### What needs to be done:
Give the number of lines below that contain the word "ESTABLISHING", and nothing else.

[Extracted data entries]
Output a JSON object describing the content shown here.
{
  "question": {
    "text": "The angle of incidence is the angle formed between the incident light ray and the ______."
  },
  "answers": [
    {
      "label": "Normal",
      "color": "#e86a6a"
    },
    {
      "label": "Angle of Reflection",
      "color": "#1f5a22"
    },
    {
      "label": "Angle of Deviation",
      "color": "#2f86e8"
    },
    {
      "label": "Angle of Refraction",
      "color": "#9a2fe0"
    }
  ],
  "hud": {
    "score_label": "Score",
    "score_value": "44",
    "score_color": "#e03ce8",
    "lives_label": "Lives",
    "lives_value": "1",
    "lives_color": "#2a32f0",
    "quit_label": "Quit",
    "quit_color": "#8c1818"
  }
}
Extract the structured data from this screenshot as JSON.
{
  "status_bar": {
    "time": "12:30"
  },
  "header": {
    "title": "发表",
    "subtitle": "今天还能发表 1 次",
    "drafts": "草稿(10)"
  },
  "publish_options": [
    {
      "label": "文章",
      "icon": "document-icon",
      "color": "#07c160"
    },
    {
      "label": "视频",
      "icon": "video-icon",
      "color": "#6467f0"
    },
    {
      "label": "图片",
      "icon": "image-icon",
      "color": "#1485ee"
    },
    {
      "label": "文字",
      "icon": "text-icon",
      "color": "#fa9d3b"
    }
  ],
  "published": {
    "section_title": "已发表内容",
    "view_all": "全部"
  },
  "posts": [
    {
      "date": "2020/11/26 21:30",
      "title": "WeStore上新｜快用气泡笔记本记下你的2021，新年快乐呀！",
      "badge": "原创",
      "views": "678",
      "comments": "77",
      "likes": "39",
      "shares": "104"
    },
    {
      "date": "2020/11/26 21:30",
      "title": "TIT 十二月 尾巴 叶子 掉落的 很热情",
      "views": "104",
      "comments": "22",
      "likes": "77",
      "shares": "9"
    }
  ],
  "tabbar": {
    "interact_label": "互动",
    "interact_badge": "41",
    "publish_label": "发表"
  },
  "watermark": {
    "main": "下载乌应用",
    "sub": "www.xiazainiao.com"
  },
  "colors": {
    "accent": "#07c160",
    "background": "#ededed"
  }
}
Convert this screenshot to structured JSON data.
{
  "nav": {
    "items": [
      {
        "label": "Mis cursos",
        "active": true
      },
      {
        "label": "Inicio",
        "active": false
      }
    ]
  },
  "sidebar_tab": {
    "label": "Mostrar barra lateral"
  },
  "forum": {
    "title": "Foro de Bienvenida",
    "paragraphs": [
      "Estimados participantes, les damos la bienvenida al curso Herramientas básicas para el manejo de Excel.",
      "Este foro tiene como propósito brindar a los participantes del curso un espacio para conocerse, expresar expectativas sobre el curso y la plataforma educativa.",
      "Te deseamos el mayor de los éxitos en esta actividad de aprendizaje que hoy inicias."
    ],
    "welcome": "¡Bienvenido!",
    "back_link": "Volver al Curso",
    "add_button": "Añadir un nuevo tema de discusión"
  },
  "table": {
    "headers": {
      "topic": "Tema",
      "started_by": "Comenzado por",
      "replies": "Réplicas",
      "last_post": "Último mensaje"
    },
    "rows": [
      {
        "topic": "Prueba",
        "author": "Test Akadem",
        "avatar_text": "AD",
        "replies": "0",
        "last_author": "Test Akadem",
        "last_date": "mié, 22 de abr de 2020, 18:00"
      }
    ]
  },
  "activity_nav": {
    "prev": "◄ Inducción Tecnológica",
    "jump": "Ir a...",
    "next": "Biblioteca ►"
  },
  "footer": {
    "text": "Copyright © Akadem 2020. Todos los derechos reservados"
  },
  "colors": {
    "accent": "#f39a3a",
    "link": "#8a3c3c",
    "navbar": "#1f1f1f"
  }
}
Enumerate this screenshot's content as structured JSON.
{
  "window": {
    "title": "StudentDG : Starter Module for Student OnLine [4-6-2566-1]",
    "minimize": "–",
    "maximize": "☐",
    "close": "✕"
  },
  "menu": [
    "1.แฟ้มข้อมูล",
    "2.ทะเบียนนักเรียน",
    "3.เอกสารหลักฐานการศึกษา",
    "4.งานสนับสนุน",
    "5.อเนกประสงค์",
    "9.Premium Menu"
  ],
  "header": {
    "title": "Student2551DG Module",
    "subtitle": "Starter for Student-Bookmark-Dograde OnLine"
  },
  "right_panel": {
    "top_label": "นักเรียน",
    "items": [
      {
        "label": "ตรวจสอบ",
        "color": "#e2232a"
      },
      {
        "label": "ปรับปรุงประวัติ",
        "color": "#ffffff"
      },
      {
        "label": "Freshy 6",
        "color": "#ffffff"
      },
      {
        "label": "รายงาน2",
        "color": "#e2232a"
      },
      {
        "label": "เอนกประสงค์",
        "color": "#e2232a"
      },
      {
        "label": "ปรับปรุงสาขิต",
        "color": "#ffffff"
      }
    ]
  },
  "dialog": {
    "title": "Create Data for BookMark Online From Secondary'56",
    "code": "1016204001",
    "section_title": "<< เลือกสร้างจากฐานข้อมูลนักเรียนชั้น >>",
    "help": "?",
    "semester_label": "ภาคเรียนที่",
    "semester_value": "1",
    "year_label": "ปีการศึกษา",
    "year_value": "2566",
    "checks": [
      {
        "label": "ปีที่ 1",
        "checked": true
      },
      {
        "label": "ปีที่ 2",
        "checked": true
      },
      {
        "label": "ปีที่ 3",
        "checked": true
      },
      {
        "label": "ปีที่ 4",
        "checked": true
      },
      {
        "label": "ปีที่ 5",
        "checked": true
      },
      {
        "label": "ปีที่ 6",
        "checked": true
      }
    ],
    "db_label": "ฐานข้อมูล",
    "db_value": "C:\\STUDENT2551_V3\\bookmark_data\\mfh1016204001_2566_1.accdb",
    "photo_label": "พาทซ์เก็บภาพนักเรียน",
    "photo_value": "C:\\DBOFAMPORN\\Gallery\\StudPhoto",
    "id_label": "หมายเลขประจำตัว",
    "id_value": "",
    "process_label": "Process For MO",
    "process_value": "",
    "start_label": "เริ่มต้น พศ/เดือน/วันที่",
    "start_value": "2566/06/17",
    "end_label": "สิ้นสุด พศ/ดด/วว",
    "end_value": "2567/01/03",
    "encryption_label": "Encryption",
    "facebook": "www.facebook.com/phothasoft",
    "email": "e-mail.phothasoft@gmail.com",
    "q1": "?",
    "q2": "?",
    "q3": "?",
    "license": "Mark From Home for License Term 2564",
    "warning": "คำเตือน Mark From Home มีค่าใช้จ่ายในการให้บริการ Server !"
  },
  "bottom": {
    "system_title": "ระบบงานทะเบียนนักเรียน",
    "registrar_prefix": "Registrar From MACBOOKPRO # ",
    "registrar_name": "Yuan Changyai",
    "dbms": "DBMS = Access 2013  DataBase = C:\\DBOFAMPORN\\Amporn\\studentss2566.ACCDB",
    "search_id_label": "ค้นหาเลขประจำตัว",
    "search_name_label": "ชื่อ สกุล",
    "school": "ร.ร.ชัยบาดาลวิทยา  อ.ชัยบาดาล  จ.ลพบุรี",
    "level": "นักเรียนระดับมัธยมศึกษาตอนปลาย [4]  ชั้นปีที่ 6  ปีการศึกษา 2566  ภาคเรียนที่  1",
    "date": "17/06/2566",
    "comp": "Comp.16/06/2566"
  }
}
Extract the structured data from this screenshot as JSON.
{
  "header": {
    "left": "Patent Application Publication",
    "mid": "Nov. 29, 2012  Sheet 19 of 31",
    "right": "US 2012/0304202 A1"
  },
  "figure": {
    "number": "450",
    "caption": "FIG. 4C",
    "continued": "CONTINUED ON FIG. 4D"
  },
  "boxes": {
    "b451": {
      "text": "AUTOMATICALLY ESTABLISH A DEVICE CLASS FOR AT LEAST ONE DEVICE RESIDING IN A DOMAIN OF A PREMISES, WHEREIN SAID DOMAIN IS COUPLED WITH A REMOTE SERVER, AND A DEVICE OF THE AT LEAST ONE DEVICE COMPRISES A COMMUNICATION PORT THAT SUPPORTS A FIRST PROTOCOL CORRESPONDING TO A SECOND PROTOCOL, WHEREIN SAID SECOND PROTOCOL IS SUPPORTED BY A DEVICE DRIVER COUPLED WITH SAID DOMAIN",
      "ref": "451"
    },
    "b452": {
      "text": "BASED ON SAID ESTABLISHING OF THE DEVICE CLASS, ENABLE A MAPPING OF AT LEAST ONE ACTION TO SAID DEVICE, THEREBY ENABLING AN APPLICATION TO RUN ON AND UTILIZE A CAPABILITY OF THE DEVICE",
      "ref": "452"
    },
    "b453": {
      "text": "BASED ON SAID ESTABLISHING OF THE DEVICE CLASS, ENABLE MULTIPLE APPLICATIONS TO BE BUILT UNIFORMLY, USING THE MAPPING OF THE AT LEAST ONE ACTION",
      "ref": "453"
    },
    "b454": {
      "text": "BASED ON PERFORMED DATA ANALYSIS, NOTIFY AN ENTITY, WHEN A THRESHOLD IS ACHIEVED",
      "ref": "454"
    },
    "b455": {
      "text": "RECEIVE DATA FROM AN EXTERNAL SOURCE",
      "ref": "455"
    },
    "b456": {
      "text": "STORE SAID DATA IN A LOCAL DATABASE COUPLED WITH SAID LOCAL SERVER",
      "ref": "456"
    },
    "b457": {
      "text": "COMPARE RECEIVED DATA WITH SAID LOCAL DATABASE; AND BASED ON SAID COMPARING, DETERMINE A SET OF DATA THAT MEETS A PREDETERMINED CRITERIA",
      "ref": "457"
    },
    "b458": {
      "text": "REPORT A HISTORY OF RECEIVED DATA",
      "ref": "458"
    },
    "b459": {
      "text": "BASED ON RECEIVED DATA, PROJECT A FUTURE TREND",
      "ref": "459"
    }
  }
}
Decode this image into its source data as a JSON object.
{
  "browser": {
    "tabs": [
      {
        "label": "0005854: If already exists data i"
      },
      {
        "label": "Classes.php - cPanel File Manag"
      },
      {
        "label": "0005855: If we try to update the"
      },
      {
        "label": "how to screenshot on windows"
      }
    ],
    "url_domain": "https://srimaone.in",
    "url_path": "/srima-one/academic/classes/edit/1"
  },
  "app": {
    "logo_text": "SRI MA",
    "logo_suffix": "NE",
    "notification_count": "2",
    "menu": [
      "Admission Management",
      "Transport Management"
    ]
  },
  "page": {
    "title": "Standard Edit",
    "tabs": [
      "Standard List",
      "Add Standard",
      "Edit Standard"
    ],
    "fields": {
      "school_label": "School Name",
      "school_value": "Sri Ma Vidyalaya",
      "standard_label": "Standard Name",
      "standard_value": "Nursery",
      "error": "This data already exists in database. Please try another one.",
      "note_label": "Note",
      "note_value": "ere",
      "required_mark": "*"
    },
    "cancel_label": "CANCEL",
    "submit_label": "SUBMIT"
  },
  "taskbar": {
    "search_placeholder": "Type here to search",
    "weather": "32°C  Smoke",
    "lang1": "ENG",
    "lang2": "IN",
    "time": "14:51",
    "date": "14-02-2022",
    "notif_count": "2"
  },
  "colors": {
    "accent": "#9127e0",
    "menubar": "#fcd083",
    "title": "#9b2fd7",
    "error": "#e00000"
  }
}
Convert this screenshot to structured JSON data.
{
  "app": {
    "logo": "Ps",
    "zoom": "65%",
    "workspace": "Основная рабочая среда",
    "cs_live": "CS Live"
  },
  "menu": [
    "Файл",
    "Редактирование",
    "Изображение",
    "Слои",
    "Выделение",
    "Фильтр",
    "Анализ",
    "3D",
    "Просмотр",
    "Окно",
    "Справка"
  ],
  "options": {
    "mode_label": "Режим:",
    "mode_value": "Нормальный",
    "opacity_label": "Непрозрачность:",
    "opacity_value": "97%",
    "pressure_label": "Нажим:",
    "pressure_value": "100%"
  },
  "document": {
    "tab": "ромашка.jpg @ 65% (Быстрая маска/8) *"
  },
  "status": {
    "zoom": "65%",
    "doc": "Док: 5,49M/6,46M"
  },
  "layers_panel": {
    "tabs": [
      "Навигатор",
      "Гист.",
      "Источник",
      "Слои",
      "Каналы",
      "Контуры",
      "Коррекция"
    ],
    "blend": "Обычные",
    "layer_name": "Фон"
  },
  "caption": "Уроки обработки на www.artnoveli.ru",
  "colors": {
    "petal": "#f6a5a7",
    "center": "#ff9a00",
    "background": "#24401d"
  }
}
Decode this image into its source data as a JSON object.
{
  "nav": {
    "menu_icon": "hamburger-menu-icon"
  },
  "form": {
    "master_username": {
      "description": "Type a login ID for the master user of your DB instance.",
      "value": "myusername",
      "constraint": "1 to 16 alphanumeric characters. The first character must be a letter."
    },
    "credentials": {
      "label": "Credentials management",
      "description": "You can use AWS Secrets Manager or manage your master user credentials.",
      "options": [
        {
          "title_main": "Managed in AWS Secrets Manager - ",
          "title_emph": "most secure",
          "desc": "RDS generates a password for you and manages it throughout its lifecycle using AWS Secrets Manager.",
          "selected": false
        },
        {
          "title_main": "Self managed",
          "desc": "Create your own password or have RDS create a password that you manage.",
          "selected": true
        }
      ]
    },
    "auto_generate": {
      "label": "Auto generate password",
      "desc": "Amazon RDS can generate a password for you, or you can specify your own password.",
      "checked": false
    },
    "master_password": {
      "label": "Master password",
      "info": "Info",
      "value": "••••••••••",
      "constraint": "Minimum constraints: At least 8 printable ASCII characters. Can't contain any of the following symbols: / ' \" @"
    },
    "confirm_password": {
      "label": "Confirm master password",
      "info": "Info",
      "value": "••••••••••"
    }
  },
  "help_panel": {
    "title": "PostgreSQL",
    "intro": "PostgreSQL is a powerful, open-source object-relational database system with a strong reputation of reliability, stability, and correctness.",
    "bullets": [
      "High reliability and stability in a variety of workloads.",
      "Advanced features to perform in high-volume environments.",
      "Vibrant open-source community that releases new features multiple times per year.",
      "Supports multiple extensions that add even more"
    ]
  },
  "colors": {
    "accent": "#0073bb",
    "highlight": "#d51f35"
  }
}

### The reply:
2